**OBJECTIVE**
Check every line below for the word "selection" and show those that hold it.

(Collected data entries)

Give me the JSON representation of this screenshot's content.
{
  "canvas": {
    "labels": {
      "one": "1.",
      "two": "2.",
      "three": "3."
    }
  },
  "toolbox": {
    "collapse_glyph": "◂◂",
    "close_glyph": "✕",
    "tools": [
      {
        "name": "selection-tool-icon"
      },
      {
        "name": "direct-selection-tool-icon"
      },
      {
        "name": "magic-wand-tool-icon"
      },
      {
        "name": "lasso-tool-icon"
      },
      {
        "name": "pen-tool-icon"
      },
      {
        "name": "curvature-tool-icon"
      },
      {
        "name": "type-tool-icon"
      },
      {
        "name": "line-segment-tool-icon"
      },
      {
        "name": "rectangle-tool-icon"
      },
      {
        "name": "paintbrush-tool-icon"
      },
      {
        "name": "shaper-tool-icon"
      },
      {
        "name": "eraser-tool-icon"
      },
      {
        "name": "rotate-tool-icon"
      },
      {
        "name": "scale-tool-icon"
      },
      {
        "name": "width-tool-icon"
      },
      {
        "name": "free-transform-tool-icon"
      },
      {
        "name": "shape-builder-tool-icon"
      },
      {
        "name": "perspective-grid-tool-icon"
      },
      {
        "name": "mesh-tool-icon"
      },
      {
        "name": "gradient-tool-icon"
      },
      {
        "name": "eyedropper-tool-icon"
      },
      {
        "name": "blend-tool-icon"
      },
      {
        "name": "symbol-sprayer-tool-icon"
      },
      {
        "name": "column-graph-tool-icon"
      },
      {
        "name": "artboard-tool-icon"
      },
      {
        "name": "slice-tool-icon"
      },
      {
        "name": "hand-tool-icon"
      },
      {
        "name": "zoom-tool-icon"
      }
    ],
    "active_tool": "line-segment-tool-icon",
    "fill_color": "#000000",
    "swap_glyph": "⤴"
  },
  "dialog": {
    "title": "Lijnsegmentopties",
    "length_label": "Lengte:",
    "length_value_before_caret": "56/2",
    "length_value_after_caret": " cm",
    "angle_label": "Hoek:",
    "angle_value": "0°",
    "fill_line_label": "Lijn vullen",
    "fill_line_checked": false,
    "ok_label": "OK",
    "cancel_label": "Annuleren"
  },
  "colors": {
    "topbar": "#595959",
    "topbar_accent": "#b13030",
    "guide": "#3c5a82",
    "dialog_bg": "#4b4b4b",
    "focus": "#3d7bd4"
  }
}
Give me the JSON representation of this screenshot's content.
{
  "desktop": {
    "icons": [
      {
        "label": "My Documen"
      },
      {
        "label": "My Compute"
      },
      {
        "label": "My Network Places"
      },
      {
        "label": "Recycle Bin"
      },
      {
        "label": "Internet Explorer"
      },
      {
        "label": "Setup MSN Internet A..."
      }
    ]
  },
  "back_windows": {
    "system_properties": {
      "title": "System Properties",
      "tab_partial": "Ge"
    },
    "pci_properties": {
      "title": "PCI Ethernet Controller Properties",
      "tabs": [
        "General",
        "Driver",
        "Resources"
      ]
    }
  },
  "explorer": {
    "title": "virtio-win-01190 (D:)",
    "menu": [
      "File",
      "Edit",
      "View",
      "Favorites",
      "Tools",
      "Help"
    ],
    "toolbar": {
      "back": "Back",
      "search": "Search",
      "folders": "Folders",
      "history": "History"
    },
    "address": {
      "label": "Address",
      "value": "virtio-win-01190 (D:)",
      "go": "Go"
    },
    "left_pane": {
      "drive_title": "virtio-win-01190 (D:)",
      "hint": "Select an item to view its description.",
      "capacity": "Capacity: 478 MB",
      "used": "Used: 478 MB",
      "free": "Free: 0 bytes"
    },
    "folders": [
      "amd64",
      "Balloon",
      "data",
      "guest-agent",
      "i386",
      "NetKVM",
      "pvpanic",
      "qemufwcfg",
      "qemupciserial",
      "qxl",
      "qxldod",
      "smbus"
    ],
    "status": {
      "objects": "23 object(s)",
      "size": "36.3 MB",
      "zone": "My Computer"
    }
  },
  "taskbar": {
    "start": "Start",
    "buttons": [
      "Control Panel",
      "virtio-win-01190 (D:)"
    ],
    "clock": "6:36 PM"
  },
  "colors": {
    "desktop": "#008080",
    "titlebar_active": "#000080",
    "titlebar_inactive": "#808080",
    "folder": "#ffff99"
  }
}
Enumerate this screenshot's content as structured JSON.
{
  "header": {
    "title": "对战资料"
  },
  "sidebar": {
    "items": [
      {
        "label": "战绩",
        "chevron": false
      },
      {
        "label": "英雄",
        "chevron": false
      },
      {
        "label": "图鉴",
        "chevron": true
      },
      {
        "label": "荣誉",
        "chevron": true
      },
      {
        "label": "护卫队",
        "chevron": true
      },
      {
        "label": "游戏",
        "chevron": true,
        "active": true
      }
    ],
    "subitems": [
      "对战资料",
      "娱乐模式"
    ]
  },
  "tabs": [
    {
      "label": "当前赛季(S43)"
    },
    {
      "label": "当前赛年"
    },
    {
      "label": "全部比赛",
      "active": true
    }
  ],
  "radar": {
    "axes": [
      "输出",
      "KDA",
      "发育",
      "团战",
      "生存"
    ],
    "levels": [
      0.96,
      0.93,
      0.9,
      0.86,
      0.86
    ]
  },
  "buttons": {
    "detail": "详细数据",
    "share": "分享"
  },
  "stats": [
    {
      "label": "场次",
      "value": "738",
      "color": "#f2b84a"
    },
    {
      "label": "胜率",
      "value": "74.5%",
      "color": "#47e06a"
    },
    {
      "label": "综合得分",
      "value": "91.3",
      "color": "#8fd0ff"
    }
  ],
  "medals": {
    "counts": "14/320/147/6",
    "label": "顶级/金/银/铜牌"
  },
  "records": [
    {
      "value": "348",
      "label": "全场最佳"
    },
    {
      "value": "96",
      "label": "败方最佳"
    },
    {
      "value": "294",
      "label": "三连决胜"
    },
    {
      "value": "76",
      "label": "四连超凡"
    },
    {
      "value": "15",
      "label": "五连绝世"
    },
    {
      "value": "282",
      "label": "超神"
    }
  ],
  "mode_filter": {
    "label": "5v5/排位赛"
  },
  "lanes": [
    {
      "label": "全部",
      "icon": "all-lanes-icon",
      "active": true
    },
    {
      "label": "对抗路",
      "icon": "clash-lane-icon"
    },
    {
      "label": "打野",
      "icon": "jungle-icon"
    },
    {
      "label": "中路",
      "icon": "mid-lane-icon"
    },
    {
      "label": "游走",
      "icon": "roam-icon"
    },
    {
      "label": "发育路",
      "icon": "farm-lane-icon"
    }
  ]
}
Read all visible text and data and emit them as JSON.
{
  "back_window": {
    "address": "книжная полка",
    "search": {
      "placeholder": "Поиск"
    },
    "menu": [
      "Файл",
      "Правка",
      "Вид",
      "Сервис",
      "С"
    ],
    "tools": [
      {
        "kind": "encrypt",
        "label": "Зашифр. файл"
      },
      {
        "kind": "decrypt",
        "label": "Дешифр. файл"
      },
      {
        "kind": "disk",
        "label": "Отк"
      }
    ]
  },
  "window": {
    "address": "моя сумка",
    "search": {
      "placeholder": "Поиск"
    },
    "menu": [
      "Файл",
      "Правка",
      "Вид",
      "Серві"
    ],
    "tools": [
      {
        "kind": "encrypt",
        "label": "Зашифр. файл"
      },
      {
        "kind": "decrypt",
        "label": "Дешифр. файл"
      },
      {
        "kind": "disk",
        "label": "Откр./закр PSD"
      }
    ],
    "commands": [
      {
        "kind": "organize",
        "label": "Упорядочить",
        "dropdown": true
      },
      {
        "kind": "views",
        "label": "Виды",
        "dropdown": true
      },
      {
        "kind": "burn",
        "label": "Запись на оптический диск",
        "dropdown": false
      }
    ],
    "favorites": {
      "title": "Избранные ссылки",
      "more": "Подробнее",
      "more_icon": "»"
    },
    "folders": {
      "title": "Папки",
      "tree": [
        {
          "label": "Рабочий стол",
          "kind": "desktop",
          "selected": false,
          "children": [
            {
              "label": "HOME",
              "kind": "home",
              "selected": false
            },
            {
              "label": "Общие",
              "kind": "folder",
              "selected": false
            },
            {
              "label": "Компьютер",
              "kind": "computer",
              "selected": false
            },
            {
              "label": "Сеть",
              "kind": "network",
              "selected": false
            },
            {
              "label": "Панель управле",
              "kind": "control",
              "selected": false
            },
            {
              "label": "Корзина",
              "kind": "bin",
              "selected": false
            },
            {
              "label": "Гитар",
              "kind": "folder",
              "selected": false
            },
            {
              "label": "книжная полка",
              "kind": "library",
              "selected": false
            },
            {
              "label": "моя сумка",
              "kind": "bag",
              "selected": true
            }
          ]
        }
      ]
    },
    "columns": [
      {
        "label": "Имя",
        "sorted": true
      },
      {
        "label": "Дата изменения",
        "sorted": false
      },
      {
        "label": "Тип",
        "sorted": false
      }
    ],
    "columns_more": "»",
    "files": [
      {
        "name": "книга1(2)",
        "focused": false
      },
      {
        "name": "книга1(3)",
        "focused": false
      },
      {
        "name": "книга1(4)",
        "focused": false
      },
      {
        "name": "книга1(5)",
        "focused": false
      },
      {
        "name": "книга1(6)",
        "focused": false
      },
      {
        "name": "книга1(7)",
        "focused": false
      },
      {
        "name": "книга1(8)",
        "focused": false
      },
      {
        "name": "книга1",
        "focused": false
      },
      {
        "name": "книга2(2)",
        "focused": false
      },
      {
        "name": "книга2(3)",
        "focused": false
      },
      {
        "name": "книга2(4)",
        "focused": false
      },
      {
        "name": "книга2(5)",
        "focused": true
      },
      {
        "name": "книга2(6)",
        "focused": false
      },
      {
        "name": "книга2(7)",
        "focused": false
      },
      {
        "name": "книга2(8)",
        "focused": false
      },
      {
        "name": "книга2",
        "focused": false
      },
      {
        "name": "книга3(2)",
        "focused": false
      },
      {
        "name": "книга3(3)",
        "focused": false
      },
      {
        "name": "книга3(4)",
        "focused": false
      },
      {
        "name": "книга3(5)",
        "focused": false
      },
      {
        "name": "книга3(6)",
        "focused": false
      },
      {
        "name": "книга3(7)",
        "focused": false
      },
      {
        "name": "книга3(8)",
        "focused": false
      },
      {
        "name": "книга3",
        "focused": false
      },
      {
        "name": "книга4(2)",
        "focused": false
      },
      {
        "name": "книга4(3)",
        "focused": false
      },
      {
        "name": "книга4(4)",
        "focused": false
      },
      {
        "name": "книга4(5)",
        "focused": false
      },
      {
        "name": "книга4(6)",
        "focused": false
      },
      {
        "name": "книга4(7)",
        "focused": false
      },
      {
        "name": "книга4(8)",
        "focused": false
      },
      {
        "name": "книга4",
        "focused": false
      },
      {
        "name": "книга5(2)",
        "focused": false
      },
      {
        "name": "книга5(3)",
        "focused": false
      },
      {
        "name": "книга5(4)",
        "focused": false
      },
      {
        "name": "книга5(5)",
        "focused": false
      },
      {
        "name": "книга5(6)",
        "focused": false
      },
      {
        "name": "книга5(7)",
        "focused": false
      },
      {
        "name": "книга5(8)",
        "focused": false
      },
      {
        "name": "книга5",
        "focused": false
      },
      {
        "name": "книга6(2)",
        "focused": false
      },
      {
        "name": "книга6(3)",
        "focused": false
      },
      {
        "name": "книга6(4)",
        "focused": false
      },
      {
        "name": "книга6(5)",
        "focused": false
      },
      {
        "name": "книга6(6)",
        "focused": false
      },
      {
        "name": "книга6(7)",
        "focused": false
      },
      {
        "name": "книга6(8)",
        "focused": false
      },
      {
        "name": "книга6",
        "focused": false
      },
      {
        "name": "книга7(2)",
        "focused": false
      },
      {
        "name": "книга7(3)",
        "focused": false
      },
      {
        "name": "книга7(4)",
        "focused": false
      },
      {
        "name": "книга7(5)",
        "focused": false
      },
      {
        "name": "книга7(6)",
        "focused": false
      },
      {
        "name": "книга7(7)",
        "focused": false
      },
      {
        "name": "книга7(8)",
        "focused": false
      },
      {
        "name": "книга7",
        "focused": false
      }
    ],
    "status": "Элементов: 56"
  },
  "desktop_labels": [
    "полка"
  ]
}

**OUTPUT BELOW**
        "name": "selection-tool-icon"
        "name": "direct-selection-tool-icon"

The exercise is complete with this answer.